Exercise objective => Collect every line below that contains the word "derrière".

Recorded data:
--- start ---
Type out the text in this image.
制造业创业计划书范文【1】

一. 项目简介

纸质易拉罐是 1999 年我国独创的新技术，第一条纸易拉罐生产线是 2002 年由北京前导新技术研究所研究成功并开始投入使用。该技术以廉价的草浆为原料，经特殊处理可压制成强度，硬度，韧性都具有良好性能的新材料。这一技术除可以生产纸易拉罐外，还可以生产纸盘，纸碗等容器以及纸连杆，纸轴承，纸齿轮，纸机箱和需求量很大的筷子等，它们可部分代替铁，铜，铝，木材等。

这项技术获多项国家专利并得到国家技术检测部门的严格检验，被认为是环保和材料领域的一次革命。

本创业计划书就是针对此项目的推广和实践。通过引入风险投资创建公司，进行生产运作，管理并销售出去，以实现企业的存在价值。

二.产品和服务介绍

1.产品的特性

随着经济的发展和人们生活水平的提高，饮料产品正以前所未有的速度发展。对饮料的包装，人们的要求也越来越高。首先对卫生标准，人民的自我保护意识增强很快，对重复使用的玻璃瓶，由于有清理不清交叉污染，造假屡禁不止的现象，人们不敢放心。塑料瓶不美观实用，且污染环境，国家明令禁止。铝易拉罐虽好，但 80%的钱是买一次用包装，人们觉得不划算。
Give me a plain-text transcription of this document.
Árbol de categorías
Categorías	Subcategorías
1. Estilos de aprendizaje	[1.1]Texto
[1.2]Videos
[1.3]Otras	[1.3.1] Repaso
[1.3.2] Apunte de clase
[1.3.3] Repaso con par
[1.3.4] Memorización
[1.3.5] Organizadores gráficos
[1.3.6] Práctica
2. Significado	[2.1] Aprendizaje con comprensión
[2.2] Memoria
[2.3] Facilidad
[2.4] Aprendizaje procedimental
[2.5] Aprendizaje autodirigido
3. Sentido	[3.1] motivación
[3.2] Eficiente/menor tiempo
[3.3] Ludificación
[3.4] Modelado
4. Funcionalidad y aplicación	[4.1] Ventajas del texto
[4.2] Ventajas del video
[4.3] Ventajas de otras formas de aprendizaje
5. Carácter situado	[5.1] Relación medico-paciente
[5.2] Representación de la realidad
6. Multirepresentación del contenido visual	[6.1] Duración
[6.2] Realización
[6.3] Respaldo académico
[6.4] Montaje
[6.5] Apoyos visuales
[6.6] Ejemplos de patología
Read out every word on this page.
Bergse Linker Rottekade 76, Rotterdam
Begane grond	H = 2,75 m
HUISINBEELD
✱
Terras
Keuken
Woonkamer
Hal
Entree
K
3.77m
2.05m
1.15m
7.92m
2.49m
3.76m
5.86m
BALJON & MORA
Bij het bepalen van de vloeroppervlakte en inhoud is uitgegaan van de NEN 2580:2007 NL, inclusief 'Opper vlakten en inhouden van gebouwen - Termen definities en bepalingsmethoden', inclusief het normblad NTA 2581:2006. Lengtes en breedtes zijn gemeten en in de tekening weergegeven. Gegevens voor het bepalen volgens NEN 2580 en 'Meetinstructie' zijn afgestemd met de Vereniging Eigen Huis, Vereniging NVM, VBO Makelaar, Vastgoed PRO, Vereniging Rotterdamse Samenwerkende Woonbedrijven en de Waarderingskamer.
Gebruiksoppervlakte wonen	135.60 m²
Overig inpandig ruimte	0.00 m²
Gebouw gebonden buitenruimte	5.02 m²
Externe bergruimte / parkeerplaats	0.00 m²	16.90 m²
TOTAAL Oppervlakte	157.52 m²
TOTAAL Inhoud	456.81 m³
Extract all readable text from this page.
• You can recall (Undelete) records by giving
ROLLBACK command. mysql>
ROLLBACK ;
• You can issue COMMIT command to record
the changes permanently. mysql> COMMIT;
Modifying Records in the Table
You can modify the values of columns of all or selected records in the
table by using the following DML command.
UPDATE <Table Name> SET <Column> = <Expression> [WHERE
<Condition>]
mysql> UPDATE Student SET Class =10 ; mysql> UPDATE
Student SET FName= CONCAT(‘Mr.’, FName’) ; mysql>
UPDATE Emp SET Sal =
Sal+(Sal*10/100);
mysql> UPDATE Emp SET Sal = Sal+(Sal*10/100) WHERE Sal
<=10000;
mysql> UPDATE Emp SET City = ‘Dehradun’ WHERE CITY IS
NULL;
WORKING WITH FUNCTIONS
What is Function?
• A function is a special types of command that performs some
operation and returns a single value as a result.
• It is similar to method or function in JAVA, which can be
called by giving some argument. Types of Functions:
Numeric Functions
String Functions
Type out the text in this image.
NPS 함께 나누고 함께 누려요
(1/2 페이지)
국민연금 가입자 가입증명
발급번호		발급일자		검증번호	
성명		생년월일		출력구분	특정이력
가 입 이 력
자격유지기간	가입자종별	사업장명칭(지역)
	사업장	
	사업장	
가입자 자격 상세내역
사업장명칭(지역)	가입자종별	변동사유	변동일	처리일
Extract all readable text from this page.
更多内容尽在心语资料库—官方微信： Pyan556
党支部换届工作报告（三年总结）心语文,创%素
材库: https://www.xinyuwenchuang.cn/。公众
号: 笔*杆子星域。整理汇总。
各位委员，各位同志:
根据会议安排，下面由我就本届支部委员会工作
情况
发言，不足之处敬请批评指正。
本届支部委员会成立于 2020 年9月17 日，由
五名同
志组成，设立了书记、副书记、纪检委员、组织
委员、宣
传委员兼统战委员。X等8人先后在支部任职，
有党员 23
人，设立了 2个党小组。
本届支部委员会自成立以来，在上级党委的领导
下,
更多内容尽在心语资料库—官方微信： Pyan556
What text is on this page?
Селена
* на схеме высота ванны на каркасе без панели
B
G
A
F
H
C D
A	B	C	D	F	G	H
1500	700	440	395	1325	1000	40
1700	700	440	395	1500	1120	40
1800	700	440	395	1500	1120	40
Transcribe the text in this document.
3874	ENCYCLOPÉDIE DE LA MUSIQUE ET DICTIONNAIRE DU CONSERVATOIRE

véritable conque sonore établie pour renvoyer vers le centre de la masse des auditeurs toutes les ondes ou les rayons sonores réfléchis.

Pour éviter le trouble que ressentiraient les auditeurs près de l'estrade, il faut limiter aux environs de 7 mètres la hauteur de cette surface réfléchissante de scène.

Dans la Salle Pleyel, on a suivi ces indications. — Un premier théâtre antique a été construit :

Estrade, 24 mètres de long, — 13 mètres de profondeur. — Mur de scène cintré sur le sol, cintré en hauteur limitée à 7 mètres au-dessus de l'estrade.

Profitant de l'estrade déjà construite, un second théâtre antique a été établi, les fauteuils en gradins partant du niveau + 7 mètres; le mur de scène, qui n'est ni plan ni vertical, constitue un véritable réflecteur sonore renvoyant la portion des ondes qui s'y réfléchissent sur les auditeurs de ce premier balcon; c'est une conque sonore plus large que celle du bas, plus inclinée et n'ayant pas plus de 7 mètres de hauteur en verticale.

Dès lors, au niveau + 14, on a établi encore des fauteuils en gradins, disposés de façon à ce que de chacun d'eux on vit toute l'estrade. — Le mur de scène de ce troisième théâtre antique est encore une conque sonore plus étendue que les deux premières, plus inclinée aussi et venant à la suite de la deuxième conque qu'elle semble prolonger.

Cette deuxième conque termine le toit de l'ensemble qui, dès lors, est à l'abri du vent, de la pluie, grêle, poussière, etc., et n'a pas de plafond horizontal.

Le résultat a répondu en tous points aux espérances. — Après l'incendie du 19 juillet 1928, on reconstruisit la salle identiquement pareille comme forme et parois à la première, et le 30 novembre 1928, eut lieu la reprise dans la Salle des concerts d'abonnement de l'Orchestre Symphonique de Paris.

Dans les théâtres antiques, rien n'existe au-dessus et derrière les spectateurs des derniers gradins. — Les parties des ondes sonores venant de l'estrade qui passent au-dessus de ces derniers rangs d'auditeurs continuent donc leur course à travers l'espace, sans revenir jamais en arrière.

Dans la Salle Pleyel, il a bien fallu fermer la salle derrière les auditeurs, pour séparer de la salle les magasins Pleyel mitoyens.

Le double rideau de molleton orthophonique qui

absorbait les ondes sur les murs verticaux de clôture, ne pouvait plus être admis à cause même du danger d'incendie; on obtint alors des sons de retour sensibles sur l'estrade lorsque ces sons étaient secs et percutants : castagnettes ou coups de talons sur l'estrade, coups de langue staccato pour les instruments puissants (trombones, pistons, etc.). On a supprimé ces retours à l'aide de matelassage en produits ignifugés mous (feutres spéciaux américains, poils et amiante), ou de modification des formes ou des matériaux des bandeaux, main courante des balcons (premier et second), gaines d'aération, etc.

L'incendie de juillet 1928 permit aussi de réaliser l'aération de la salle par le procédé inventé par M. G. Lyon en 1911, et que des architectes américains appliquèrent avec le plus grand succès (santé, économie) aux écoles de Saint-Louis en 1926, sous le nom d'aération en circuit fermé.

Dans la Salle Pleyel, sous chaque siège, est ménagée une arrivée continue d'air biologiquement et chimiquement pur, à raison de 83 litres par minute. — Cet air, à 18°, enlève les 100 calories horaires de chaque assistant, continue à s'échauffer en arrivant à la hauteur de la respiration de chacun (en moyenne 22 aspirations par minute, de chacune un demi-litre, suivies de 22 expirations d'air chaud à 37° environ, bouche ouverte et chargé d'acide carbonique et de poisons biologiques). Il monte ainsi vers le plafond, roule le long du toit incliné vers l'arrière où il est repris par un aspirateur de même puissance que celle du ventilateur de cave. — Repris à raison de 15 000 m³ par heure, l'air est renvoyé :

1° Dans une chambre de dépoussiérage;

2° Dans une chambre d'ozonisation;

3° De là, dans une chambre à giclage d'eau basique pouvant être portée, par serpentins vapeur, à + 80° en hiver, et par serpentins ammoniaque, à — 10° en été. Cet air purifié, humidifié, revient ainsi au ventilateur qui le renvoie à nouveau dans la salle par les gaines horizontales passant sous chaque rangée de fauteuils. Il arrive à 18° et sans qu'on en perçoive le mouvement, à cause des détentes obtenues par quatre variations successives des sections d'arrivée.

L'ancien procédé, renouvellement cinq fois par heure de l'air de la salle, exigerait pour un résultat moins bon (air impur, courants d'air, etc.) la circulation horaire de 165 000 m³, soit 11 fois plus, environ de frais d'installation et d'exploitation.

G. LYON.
--- end ---
In response =>
Dans les théâtres antiques, rien n'existe au-dessus et derrière les spectateurs des derniers gradins. — Les parties des ondes sonores venant de l'estrade qui passent au-dessus de ces derniers rangs d'auditeurs continuent donc leur course à travers l'espace, sans revenir jamais en arrière.
Dans la Salle Pleyel, il a bien fallu fermer la salle derrière les auditeurs, pour séparer de la salle les magasins Pleyel mitoyens.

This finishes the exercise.